*Work to be completed*
State the number of lines where "this" appears. Add nothing else.

*Stored entries*
####################

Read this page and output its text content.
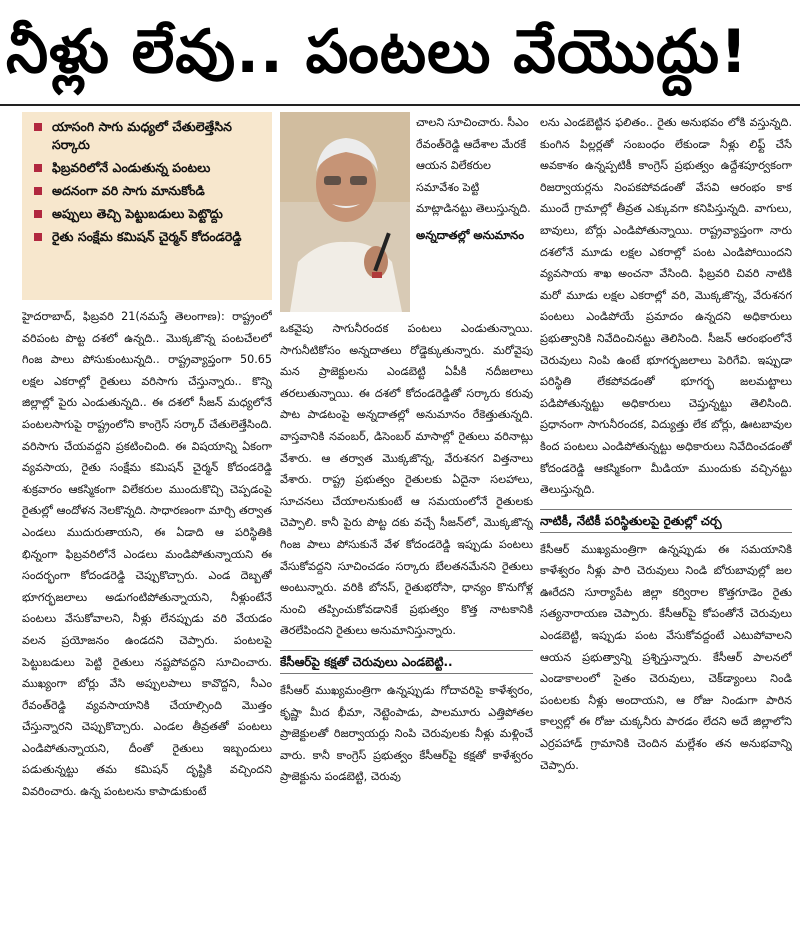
నీళ్లు లేవు.. పంటలు వేయొద్దు!
యాసంగి సాగు మధ్యలో చేతులెత్తేసిన సర్కారు
ఫిబ్రవరిలోనే ఎండుతున్న పంటలు
అదనంగా వరి సాగు మానుకోండి
అప్పులు తెచ్చి పెట్టుబడులు పెట్టొద్దు
రైతు సంక్షేమ కమిషన్ చైర్మన్ కోదండరెడ్డి

హైదరాబాద్, ఫిబ్రవరి 21(నమస్తే తెలంగాణ): రాష్ట్రంలో వరిపంట పొట్ట దశలో ఉన్నది.. మొక్కజొన్న పంటచేలలో గింజ పాలు పోసుకుంటున్నది.. రాష్ట్రవ్యాప్తంగా 50.65 లక్షల ఎకరాల్లో రైతులు వరిసాగు చేస్తున్నారు.. కొన్ని జిల్లాల్లో పైరు ఎండుతున్నది.. ఈ దశలో సీజన్ మధ్యలోనే పంటలసాగుపై రాష్ట్రంలోని కాంగ్రెస్ సర్కార్ చేతులెత్తేసింది. వరిసాగు చేయవద్దని ప్రకటించింది. ఈ విషయాన్ని ఏకంగా వ్యవసాయ, రైతు సంక్షేమ కమిషన్ చైర్మన్ కోదండరెడ్డి శుక్రవారం ఆకస్మికంగా విలేకరుల ముందుకొచ్చి చెప్పడంపై రైతుల్లో ఆందోళన నెలకొన్నది. సాధారణంగా మార్చి తర్వాత ఎండలు ముదురుతాయని, ఈ ఏడాది ఆ పరిస్థితికి భిన్నంగా ఫిబ్రవరిలోనే ఎండలు మండిపోతున్నాయని ఈ సందర్భంగా కోదండరెడ్డి చెప్పుకొచ్చారు. ఎండ దెబ్బతో భూగర్భజలాలు అడుగంటిపోతున్నాయని, నీళ్లుంటేనే పంటలు వేసుకోవాలని, నీళ్లు లేనప్పుడు వరి వేయడం వలన ప్రయోజనం ఉండదని చెప్పారు. పంటలపై పెట్టుబడులు పెట్టి రైతులు నష్టపోవద్దని సూచించారు. ముఖ్యంగా బోర్లు వేసి అప్పులపాలు కావొద్దని, సీఎం రేవంత్‌రెడ్డి వ్యవసాయానికి చేయాల్సింది మొత్తం చేస్తున్నారని చెప్పుకొచ్చారు. ఎండల తీవ్రతతో పంటలు ఎండిపోతున్నాయని, దీంతో రైతులు ఇబ్బందులు పడుతున్నట్టు తమ కమిషన్ దృష్టికి వచ్చిందని వివరించారు. ఉన్న పంటలను కాపాడుకుంటే

చాలని సూచించారు. సీఎం రేవంత్‌రెడ్డి ఆదేశాల మేరకే ఆయన విలేకరుల సమావేశం పెట్టి మాట్లాడినట్టు తెలుస్తున్నది.

అన్నదాతల్లో అనుమానం

ఒకవైపు సాగునీరందక పంటలు ఎండుతున్నాయి. సాగునీటికోసం అన్నదాతలు రోడ్డెక్కుతున్నారు. మరోవైపు మన ప్రాజెక్టులను ఎండబెట్టి ఏపీకి నదీజలాలు తరలుతున్నాయి. ఈ దశలో కోదండరెడ్డితో సర్కారు కరువు పాట పాడటంపై అన్నదాతల్లో అనుమానం రేకెత్తుతున్నది. వాస్తవానికి నవంబర్, డిసెంబర్ మాసాల్లో రైతులు వరినాట్లు వేశారు. ఆ తర్వాత మొక్కజొన్న, వేరుశనగ విత్తనాలు వేశారు. రాష్ట్ర ప్రభుత్వం రైతులకు ఏదైనా సలహాలు, సూచనలు చేయాలనుకుంటే ఆ సమయంలోనే రైతులకు చెప్పాలి. కానీ పైరు పొట్ట దకు వచ్చే సీజన్‌లో, మొక్కజొన్న గింజ పాలు పోసుకునే వేళ కోదండరెడ్డి ఇప్పుడు పంటలు వేసుకోవద్దని సూచించడం సర్కారు బేలతనమేనని రైతులు అంటున్నారు. వరికి బోనస్, రైతుభరోసా, ధాన్యం కొనుగోళ్ల నుంచి తప్పించుకోవడానికే ప్రభుత్వం కొత్త నాటకానికి తెరలేపిందని రైతులు అనుమానిస్తున్నారు.

కేసీఆర్‌పై కక్షతో చెరువులు ఎండబెట్టి..

కేసీఆర్ ముఖ్యమంత్రిగా ఉన్నప్పుడు గోదావరిపై కాళేశ్వరం, కృష్ణా మీద భీమా, నెట్టెంపాడు, పాలమూరు ఎత్తిపోతల ప్రాజెక్టులతో రిజర్వాయర్లు నింపి చెరువులకు నీళ్లు మళ్లించే వారు. కానీ కాంగ్రెస్ ప్రభుత్వం కేసీఆర్‌పై కక్షతో కాళేశ్వరం ప్రాజెక్టును పండబెట్టి, చెరువు

లను ఎండబెట్టిన ఫలితం.. రైతు అనుభవం లోకి వస్తున్నది. కుంగిన పిల్లర్లతో సంబంధం లేకుండా నీళ్లు లిఫ్ట్ చేసే అవకాశం ఉన్నప్పటికీ కాంగ్రెస్ ప్రభుత్వం ఉద్దేశపూర్వకంగా రిజర్వాయర్లను నింపకపోవడంతో వేసవి ఆరంభం కాక ముందే గ్రామాల్లో తీవ్రత ఎక్కువగా కనిపిస్తున్నది. వాగులు, బావులు, బోర్లు ఎండిపోతున్నాయి. రాష్ట్రవ్యాప్తంగా నారు దశలోనే మూడు లక్షల ఎకరాల్లో పంట ఎండిపోయిందని వ్యవసాయ శాఖ అంచనా వేసింది. ఫిబ్రవరి చివరి నాటికి మరో మూడు లక్షల ఎకరాల్లో వరి, మొక్కజొన్న, వేరుశనగ పంటలు ఎండిపోయే ప్రమాదం ఉన్నదని అధికారులు ప్రభుత్వానికి నివేదించినట్టు తెలిసింది. సీజన్ ఆరంభంలోనే చెరువులు నింపి ఉంటే భూగర్భజలాలు పెరిగేవి. ఇప్పుడా పరిస్థితి లేకపోవడంతో భూగర్భ జలమట్టాలు పడిపోతున్నట్టు అధికారులు చెప్తున్నట్టు తెలిసింది. ప్రధానంగా సాగునీరందక, విద్యుత్తు లేక బోర్లు, ఊటబావుల కింద పంటలు ఎండిపోతున్నట్టు అధికారులు నివేదించడంతో కోదండరెడ్డి ఆకస్మికంగా మీడియా ముందుకు వచ్చినట్టు తెలుస్తున్నది.

నాటికీ, నేటికీ పరిస్థితులపై రైతుల్లో చర్చ

కేసీఆర్ ముఖ్యమంత్రిగా ఉన్నప్పుడు ఈ సమయానికి కాళేశ్వరం నీళ్లు పారి చెరువులు నిండి బోరుబావుల్లో జల ఊరేదని సూర్యాపేట జిల్లా కర్విరాల కొత్తగూడెం రైతు సత్యనారాయణ చెప్పారు. కేసీఆర్‌పై కోపంతోనే చెరువులు ఎండబెట్టి, ఇప్పుడు పంట వేసుకోవద్దంటే ఎటుపోవాలని ఆయన ప్రభుత్వాన్ని ప్రశ్నిస్తున్నారు. కేసీఆర్ పాలనలో ఎండాకాలంలో సైతం చెరువులు, చెక్‌డ్యాంలు నిండి పంటలకు నీళ్లు అందాయని, ఆ రోజు నిండుగా పారిన కాల్వల్లో ఈ రోజు చుక్కనీరు పారడం లేదని అదే జిల్లాలోని ఎర్రపహాడ్ గ్రామానికి చెందిన మల్లేశం తన అనుభవాన్ని చెప్పారు.
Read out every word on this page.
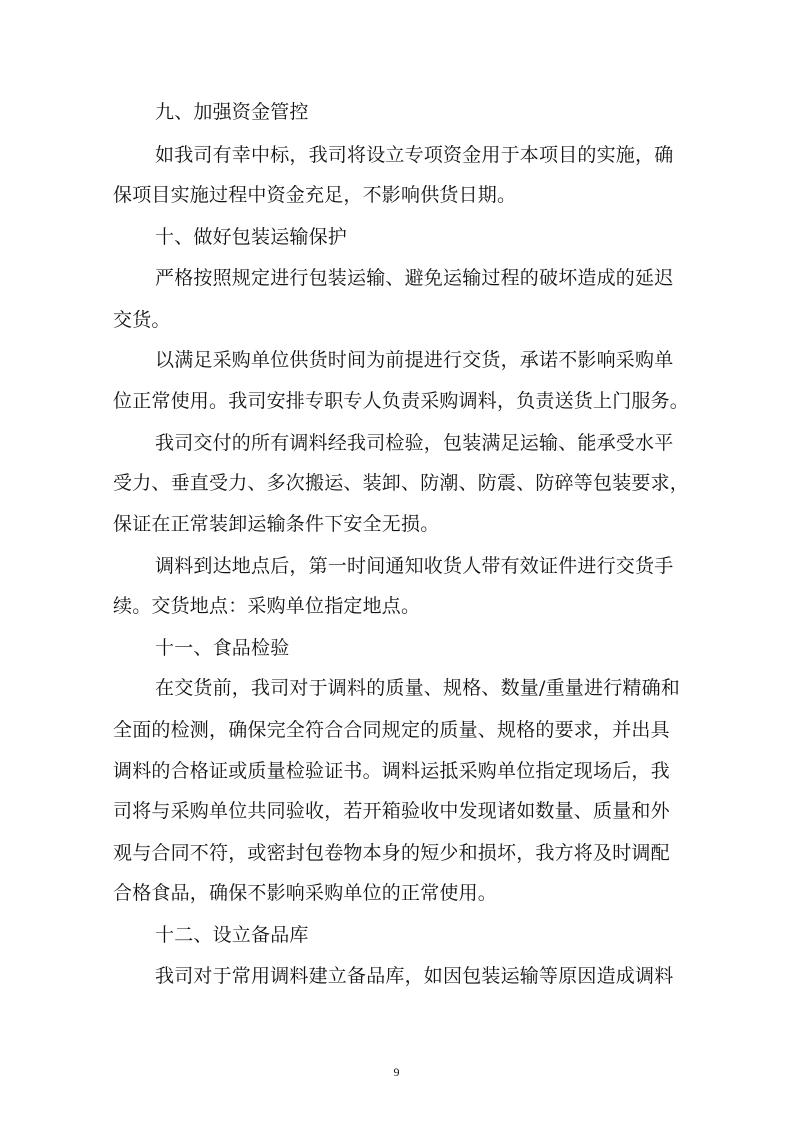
九、加强资金管控
如我司有幸中标，我司将设立专项资金用于本项目的实施，确
保项目实施过程中资金充足，不影响供货日期。
十、做好包装运输保护
严格按照规定进行包装运输、避免运输过程的破坏造成的延迟
交货。
以满足采购单位供货时间为前提进行交货，承诺不影响采购单
位正常使用。我司安排专职专人负责采购调料，负责送货上门服务。
我司交付的所有调料经我司检验，包装满足运输、能承受水平
受力、垂直受力、多次搬运、装卸、防潮、防震、防碎等包装要求，
保证在正常装卸运输条件下安全无损。
调料到达地点后，第一时间通知收货人带有效证件进行交货手
续。交货地点：采购单位指定地点。
十一、食品检验
在交货前，我司对于调料的质量、规格、数量/重量进行精确和
全面的检测，确保完全符合合同规定的质量、规格的要求，并出具
调料的合格证或质量检验证书。调料运抵采购单位指定现场后，我
司将与采购单位共同验收，若开箱验收中发现诸如数量、质量和外
观与合同不符，或密封包卷物本身的短少和损坏，我方将及时调配
合格食品，确保不影响采购单位的正常使用。
十二、设立备品库
我司对于常用调料建立备品库，如因包装运输等原因造成调料
9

####################

*Answer to the exercise*
2